Exercise brief
Please name the process, as the inkjet patent text calls it, in which ink is forced through a nozzle to form a droplet.

Extract
|Publication number||US6655775 B1|
|Application number||US 08/732,864|
|Publication date||Dec 2, 2003|
|Filing date||Oct 15, 1996|
|Priority date||Oct 15, 1996|
|Also published as||DE69728229D1, DE69728229T2, EP0836947A2, EP0836947A3, EP0836947B1|
|Publication number||08732864, 732864, US 6655775 B1, US 6655775B1, US-B1-6655775, US6655775 B1, US6655775B1|
|Inventors||Gopalan Raman, Charles R. Steinmetz|
|Original Assignee||Hewlett-Packard Development Company, L.P.|
|Export Citation||BiBTeX, EndNote, RefMan|
|Patent Citations (20), Referenced by (15), Classifications (15), Legal Events (6)|
|External Links: USPTO, USPTO Assignment, Espacenet|
The present invention relates to inkjet printers. More particularly, the present invention relates to a technique for encoding drop weight for a particular printhead using resistance values thereby allowing the printer to compensate for manufacturing tolerances of the printhead.
Thermal inkjet printers operate by rapidly heating a small volume of ink and causing the ink to vaporize, thereby ejecting a droplet of ink through an orifice to strike a recording medium, such as a sheet of paper. When a number of orifices are arranged in a pattern, the properly sequenced ejection of ink from an orifice causes characters or other images to be printed upon the recording media as the printhead is moved relative to the recording medium.
The printhead typically includes an orifice plate having very small nozzles through which the ink droplets are ejected. Adjacent to the nozzles inside the printhead are ink chambers, where ink is stored prior to ejection. Ink is delivered to the ink chambers through ink channels that are in fluid communication with an ink supply. The ink supply may be contained in a reservoir proximate the printhead or in the case of “off-axis” printers, the ink supply may be spaced from the printhead.
Ejection of an ink droplet through a nozzle may be accomplished by quickly heating a volume of ink within the ink chamber. Rapid expansion of ink vapor forces ink within the chamber through the corresponding nozzle forming a droplet. This process is called “firing”. The ink in the chamber is heated with a heat transducer that is aligned with the corresponding nozzle. Typically, the heat transducer is a resistor, or piezoelectric transducer, but may comprise any substance or device capable of quickly heating the ink.
The inkjet printhead is often mounted in a print cartridge which contains some form of ink reservoir portion. In the manufacture of inkjet print cartridges and more specifically, inkjet printheads, manufacturing tolerances tend to result in variation in drop volume from one printhead to next. This drop volume variation results from manufacturing tolerances in orifice diameter, the heating element formation such as resistor size in the case of a resistive heating element, the ink chamber size, and the ink channel dimensions, to name a few. These manufacturing tolerances all tend to produce variations in ink drop volume from one printhead to the next.

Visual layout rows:
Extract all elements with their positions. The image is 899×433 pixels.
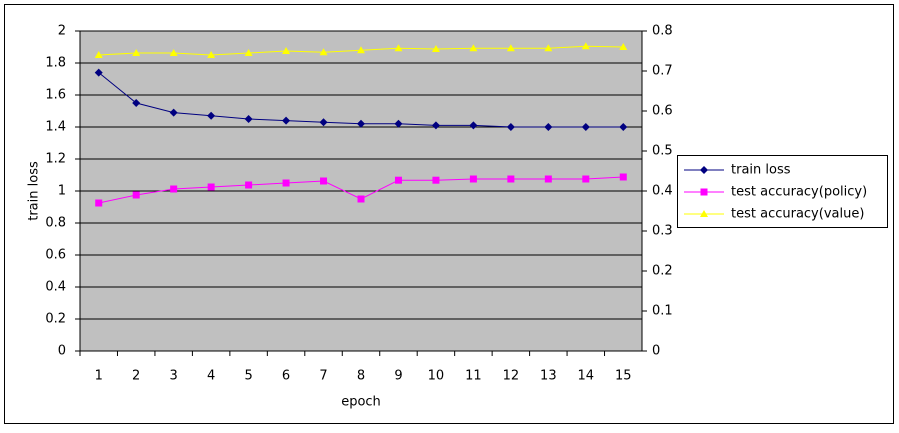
marker — [469, 44, 478, 52]
x-tick-label: 6 — [282, 369, 290, 384]
y2-tick-label: 0.2 — [652, 264, 673, 279]
x-tick-label: 9 — [394, 369, 402, 384]
x-tick-label: 13 — [540, 369, 557, 384]
marker — [544, 44, 553, 52]
y-tick-label: 0.6 — [45, 248, 66, 263]
marker — [357, 119, 365, 128]
marker — [170, 185, 178, 193]
y-tick-label: 0.2 — [45, 312, 66, 327]
y-axis-label: train loss — [27, 161, 42, 221]
x-tick-label: 12 — [503, 369, 520, 384]
x-tick-label: 14 — [578, 369, 595, 384]
legend-label: train loss — [731, 163, 791, 178]
x-tick-label: 7 — [319, 369, 327, 384]
y2-tick-label: 0.7 — [652, 64, 673, 79]
marker — [582, 175, 590, 183]
y-tick-label: 1 — [58, 184, 66, 199]
x-tick-label: 1 — [95, 369, 103, 384]
marker — [394, 176, 402, 184]
marker — [581, 42, 590, 50]
x-tick-label: 3 — [170, 369, 178, 384]
marker — [432, 176, 440, 184]
y2-tick-label: 0.3 — [652, 224, 673, 239]
x-tick-label: 11 — [465, 369, 482, 384]
marker — [357, 195, 365, 203]
marker — [132, 191, 140, 199]
y-tick-label: 1.8 — [45, 56, 66, 71]
marker — [94, 51, 103, 58]
marker — [169, 108, 178, 117]
marker — [431, 121, 440, 130]
marker — [244, 115, 253, 123]
x-tick-label: 5 — [244, 369, 252, 384]
marker — [619, 43, 628, 50]
marker — [544, 123, 553, 131]
x-tick-label: 8 — [357, 369, 365, 384]
marker — [394, 119, 403, 128]
marker — [282, 179, 290, 187]
marker — [244, 49, 253, 56]
marker — [132, 49, 141, 56]
y-tick-label: 0 — [58, 344, 66, 359]
marker — [282, 47, 291, 54]
marker — [320, 177, 328, 185]
marker — [700, 188, 708, 196]
marker — [245, 181, 253, 189]
marker — [506, 44, 515, 52]
y-tick-label: 1.6 — [45, 88, 66, 103]
y-tick-label: 0.4 — [45, 280, 66, 295]
x-tick-label: 4 — [207, 369, 215, 384]
x-axis-label: epoch — [341, 395, 381, 410]
marker — [394, 44, 403, 52]
marker — [506, 123, 515, 131]
y2-tick-label: 0.6 — [652, 104, 673, 119]
y-tick-label: 1.4 — [45, 120, 66, 135]
marker — [95, 199, 103, 207]
marker — [207, 51, 216, 58]
marker — [469, 175, 477, 183]
marker — [619, 173, 627, 181]
marker — [544, 175, 552, 183]
y2-tick-label: 0.5 — [652, 144, 673, 159]
marker — [319, 48, 328, 56]
marker — [94, 68, 103, 77]
y2-tick-label: 0 — [652, 344, 660, 359]
marker — [469, 121, 478, 130]
marker — [431, 45, 440, 52]
marker — [357, 46, 365, 54]
marker — [619, 123, 628, 131]
marker — [207, 183, 215, 191]
marker — [319, 118, 328, 127]
legend-label: test accuracy(value) — [731, 207, 864, 222]
marker — [282, 116, 291, 125]
marker — [207, 111, 216, 120]
marker — [581, 123, 590, 131]
x-tick-label: 10 — [428, 369, 445, 384]
marker — [507, 175, 515, 183]
y-tick-label: 1.2 — [45, 152, 66, 167]
y-tick-label: 0.8 — [45, 216, 66, 231]
y2-tick-label: 0.1 — [652, 304, 673, 319]
x-tick-label: 15 — [615, 369, 632, 384]
marker — [700, 166, 708, 174]
marker — [132, 99, 141, 107]
x-tick-label: 2 — [132, 369, 140, 384]
marker — [169, 49, 178, 56]
legend-label: test accuracy(policy) — [731, 185, 867, 200]
y2-tick-label: 0.8 — [652, 24, 673, 39]
y2-tick-label: 0.4 — [652, 184, 673, 199]
marker — [700, 210, 708, 217]
y-tick-label: 2 — [58, 24, 66, 39]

Expected output
Firing.